__Set exercise__
Every entry must be repeated exactly. Exclude all pictures.

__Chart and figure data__

▬▬▬

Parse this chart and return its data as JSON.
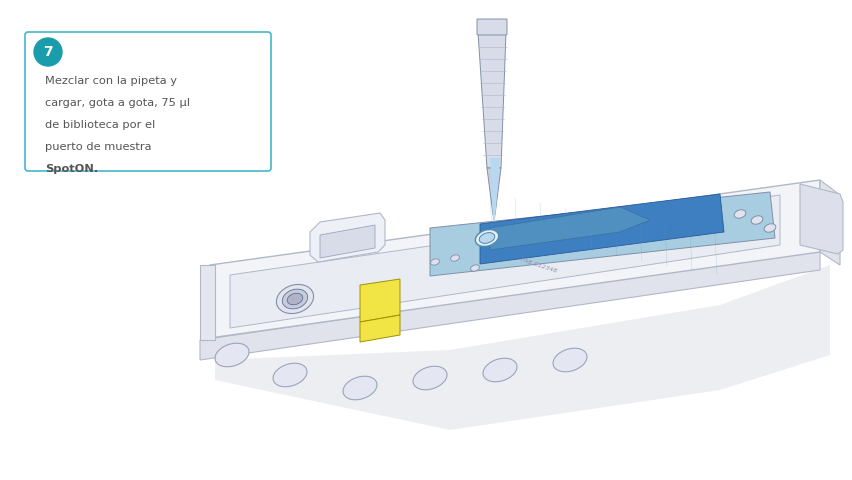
{
  "background_color": "#ffffff",
  "step_number": "7",
  "step_circle_color": "#1a9daa",
  "step_text_color": "#ffffff",
  "box_border_color": "#44b8c8",
  "text_color": "#555555",
  "text_line1": "Mezclar con la pipeta y",
  "text_line2": "cargar, gota a gota, 75 μl",
  "text_line3": "de biblioteca por el",
  "text_line4": "puerto de muestra",
  "text_bold": "SpotON.",
  "outline_color": "#b0b8c8",
  "body_color": "#f2f4f8",
  "shadow_color": "#dde0ea",
  "side_color": "#e0e3ec",
  "blue_light": "#a8cce0",
  "blue_mid": "#6baed6",
  "blue_dark": "#3d7fc1",
  "yellow_color": "#f0e545",
  "pip_body": "#d8dce8",
  "pip_tip": "#c8d0e0",
  "pip_liquid": "#b8d8f0",
  "dark_outline": "#8090a8"
}
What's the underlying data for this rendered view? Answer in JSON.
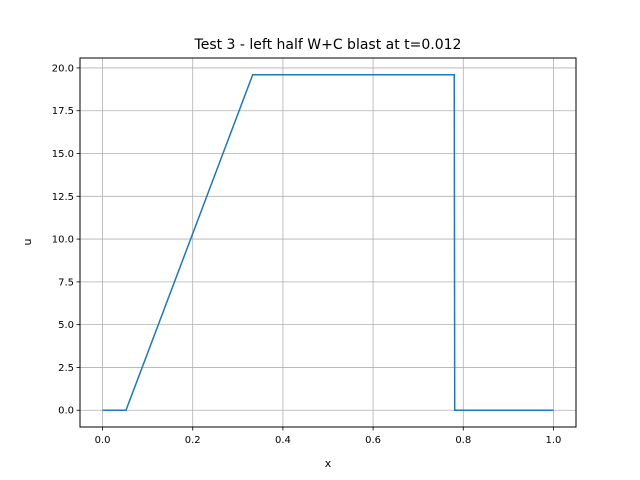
{
  "chart_data": {
    "type": "line",
    "title": "Test 3 - left half W+C blast at t=0.012",
    "xlabel": "x",
    "ylabel": "u",
    "xlim": [
      -0.05,
      1.05
    ],
    "ylim": [
      -0.98,
      20.58
    ],
    "grid": true,
    "x_ticks": [
      "0.0",
      "0.2",
      "0.4",
      "0.6",
      "0.8",
      "1.0"
    ],
    "y_ticks": [
      "0.0",
      "2.5",
      "5.0",
      "7.5",
      "10.0",
      "12.5",
      "15.0",
      "17.5",
      "20.0"
    ],
    "series": [
      {
        "color": "#1f77b4",
        "x": [
          0.0,
          0.052,
          0.333,
          0.78,
          0.781,
          1.0
        ],
        "y": [
          0.0,
          0.0,
          19.6,
          19.6,
          0.0,
          0.0
        ]
      }
    ]
  }
}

▬▬▬

__Task response__
Parse this chart and return its data as JSON.
{
  "background_color": "#ffffff",
  "step_number": "7",
  "step_circle_color": "#1a9daa",
  "step_text_color": "#ffffff",
  "box_border_color": "#44b8c8",
  "text_color": "#555555",
  "text_line1": "Mezclar con la pipeta y",
  "text_line2": "cargar, gota a gota, 75 μl",
  "text_line3": "de biblioteca por el",
  "text_line4": "puerto de muestra",
  "text_bold": "SpotON.",
  "outline_color": "#b0b8c8",
  "body_color": "#f2f4f8",
  "shadow_color": "#dde0ea",
  "side_color": "#e0e3ec",
  "blue_light": "#a8cce0",
  "blue_mid": "#6baed6",
  "blue_dark": "#3d7fc1",
  "yellow_color": "#f0e545",
  "pip_body": "#d8dce8",
  "pip_tip": "#c8d0e0",
  "pip_liquid": "#b8d8f0",
  "dark_outline": "#8090a8"
}
What's the underlying data for this rendered view? Answer in JSON.
{
  "chart_data": {
    "type": "line",
    "title": "Test 3 - left half W+C blast at t=0.012",
    "xlabel": "x",
    "ylabel": "u",
    "xlim": [
      -0.05,
      1.05
    ],
    "ylim": [
      -0.98,
      20.58
    ],
    "grid": true,
    "x_ticks": [
      "0.0",
      "0.2",
      "0.4",
      "0.6",
      "0.8",
      "1.0"
    ],
    "y_ticks": [
      "0.0",
      "2.5",
      "5.0",
      "7.5",
      "10.0",
      "12.5",
      "15.0",
      "17.5",
      "20.0"
    ],
    "series": [
      {
        "color": "#1f77b4",
        "x": [
          0.0,
          0.052,
          0.333,
          0.78,
          0.781,
          1.0
        ],
        "y": [
          0.0,
          0.0,
          19.6,
          19.6,
          0.0,
          0.0
        ]
      }
    ]
  }
}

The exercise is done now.